## Written exercise
Return the entries below in their exact form, leaving the pictures out.

## Material
## START

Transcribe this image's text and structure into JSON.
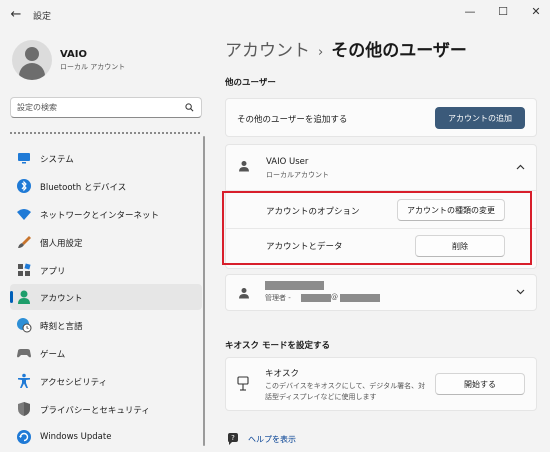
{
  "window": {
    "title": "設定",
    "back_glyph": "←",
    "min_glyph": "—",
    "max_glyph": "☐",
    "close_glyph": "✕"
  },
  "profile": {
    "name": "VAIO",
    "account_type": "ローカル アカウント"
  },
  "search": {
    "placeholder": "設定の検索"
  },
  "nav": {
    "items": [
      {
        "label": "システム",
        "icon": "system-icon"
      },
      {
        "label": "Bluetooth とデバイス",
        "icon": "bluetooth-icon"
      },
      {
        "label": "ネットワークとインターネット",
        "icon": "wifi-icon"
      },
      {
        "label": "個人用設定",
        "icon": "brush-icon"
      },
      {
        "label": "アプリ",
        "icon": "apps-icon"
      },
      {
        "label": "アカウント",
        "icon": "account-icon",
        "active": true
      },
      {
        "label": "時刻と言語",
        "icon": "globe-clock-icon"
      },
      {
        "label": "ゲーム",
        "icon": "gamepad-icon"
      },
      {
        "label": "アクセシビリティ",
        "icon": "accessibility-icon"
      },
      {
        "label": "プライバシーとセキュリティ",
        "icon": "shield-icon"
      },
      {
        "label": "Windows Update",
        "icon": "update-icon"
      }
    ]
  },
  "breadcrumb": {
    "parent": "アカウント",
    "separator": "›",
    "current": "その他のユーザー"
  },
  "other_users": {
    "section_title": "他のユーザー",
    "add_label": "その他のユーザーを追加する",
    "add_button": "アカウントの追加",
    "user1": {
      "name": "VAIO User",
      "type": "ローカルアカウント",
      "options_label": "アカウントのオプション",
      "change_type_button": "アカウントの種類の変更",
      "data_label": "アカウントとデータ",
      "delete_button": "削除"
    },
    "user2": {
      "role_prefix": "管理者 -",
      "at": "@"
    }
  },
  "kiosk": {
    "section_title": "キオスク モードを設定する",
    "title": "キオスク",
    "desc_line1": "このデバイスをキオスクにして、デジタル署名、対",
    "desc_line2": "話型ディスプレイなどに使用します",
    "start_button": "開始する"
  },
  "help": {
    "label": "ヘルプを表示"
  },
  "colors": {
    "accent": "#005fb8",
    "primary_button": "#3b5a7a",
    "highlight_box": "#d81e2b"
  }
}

## END

## Completed task
Transcribe this image's text and structure into JSON.
{
  "window": {
    "title": "設定",
    "back_glyph": "←",
    "min_glyph": "—",
    "max_glyph": "☐",
    "close_glyph": "✕"
  },
  "profile": {
    "name": "VAIO",
    "account_type": "ローカル アカウント"
  },
  "search": {
    "placeholder": "設定の検索"
  },
  "nav": {
    "items": [
      {
        "label": "システム",
        "icon": "system-icon"
      },
      {
        "label": "Bluetooth とデバイス",
        "icon": "bluetooth-icon"
      },
      {
        "label": "ネットワークとインターネット",
        "icon": "wifi-icon"
      },
      {
        "label": "個人用設定",
        "icon": "brush-icon"
      },
      {
        "label": "アプリ",
        "icon": "apps-icon"
      },
      {
        "label": "アカウント",
        "icon": "account-icon",
        "active": true
      },
      {
        "label": "時刻と言語",
        "icon": "globe-clock-icon"
      },
      {
        "label": "ゲーム",
        "icon": "gamepad-icon"
      },
      {
        "label": "アクセシビリティ",
        "icon": "accessibility-icon"
      },
      {
        "label": "プライバシーとセキュリティ",
        "icon": "shield-icon"
      },
      {
        "label": "Windows Update",
        "icon": "update-icon"
      }
    ]
  },
  "breadcrumb": {
    "parent": "アカウント",
    "separator": "›",
    "current": "その他のユーザー"
  },
  "other_users": {
    "section_title": "他のユーザー",
    "add_label": "その他のユーザーを追加する",
    "add_button": "アカウントの追加",
    "user1": {
      "name": "VAIO User",
      "type": "ローカルアカウント",
      "options_label": "アカウントのオプション",
      "change_type_button": "アカウントの種類の変更",
      "data_label": "アカウントとデータ",
      "delete_button": "削除"
    },
    "user2": {
      "role_prefix": "管理者 -",
      "at": "@"
    }
  },
  "kiosk": {
    "section_title": "キオスク モードを設定する",
    "title": "キオスク",
    "desc_line1": "このデバイスをキオスクにして、デジタル署名、対",
    "desc_line2": "話型ディスプレイなどに使用します",
    "start_button": "開始する"
  },
  "help": {
    "label": "ヘルプを表示"
  },
  "colors": {
    "accent": "#005fb8",
    "primary_button": "#3b5a7a",
    "highlight_box": "#d81e2b"
  }
}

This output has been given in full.